> What is asked: Single out the lines that include the word "movies". Copy them.

> Excerpted data:
=====
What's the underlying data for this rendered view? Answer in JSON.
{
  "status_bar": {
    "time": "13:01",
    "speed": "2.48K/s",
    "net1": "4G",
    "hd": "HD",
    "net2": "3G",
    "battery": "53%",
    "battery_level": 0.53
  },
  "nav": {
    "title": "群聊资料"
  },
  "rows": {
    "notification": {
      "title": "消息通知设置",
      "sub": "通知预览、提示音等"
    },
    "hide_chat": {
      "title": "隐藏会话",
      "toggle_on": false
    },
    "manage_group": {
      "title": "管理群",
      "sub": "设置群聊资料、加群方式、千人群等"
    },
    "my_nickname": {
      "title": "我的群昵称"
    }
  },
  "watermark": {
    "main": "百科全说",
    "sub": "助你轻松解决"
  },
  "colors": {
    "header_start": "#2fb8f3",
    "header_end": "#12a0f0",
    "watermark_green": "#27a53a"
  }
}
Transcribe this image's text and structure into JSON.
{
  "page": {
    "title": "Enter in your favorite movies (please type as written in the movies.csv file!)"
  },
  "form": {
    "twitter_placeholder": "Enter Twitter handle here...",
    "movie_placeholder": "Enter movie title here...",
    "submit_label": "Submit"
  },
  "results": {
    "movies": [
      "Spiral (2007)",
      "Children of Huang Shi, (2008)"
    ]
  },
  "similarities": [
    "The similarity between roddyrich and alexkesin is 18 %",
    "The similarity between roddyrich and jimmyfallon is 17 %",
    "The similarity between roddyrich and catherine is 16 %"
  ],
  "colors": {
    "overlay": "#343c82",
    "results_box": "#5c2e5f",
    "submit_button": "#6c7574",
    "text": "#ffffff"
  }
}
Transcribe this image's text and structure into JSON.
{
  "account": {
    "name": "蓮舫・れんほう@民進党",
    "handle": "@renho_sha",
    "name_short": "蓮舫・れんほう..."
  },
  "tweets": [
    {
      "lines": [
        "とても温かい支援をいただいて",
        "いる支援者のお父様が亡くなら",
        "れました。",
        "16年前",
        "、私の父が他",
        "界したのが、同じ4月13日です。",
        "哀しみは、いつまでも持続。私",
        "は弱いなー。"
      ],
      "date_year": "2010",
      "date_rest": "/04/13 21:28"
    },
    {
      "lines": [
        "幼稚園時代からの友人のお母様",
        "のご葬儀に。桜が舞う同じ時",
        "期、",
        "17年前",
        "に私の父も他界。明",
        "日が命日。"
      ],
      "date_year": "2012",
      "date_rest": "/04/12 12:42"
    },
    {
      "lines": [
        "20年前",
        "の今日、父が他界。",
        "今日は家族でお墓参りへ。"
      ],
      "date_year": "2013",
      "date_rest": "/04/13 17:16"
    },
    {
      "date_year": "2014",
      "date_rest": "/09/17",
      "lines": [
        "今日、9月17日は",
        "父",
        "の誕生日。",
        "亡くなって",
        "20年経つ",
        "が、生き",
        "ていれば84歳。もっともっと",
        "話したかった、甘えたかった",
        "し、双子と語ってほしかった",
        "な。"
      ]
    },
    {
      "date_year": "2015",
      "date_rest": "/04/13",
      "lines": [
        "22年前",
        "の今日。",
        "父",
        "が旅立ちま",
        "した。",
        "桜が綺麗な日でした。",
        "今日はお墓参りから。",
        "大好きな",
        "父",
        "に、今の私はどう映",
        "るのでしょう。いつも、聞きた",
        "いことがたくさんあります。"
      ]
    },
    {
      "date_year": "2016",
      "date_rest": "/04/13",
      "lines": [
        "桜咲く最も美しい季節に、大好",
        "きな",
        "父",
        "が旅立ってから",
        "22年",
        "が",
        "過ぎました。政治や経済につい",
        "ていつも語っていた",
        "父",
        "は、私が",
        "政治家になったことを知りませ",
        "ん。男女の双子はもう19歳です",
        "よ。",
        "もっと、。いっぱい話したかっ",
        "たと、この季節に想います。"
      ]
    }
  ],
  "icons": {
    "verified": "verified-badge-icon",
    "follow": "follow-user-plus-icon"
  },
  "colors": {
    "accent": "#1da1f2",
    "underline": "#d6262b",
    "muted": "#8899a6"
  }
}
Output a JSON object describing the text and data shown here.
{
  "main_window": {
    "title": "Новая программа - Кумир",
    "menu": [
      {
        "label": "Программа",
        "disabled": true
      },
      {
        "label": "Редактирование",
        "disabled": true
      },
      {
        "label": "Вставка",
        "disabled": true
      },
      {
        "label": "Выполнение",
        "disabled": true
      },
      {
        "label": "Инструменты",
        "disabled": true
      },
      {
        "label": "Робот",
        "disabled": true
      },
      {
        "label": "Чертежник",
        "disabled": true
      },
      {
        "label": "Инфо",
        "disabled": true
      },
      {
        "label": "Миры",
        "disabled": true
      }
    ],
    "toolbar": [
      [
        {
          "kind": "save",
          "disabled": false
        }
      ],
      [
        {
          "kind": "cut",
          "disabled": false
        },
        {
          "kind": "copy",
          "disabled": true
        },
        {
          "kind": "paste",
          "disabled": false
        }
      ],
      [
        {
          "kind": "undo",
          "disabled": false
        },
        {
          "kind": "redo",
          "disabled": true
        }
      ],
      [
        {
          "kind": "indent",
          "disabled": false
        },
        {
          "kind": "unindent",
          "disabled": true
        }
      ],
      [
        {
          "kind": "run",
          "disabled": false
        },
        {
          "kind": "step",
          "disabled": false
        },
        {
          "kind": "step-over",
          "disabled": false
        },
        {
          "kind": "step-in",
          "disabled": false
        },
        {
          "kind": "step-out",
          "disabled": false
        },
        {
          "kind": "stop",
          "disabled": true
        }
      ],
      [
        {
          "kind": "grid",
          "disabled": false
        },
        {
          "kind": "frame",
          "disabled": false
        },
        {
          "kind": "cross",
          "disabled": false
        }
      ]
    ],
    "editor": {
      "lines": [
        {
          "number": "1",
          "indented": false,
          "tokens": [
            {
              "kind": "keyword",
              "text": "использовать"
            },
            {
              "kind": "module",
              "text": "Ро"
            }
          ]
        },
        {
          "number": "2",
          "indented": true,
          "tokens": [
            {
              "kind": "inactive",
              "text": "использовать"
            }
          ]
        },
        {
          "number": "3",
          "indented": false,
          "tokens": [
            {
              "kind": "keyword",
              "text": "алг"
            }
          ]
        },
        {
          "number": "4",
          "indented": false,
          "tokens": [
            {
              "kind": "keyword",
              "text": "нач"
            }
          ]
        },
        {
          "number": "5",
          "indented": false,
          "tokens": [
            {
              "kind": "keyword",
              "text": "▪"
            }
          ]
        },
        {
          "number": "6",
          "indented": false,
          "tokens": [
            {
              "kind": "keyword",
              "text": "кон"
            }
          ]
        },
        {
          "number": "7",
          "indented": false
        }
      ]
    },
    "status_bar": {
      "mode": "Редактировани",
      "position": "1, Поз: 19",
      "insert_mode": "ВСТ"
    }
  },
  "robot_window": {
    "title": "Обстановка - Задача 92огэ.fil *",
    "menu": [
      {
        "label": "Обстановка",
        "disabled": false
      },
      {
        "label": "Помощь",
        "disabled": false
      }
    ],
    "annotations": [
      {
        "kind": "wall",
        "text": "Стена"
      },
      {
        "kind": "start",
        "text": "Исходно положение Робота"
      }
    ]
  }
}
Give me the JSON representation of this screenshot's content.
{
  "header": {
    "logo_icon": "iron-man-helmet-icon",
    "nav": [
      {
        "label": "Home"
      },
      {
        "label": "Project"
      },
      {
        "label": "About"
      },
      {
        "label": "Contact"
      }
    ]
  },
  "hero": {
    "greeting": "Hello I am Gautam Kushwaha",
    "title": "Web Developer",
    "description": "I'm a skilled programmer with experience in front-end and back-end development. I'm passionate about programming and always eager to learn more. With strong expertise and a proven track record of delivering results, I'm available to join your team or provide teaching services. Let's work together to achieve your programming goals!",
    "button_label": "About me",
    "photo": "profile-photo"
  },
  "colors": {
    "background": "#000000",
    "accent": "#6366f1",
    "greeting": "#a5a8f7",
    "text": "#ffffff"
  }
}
=====
> Answer to this task:
    "title": "Enter in your favorite movies (please type as written in the movies.csv file!)"
    "movies": [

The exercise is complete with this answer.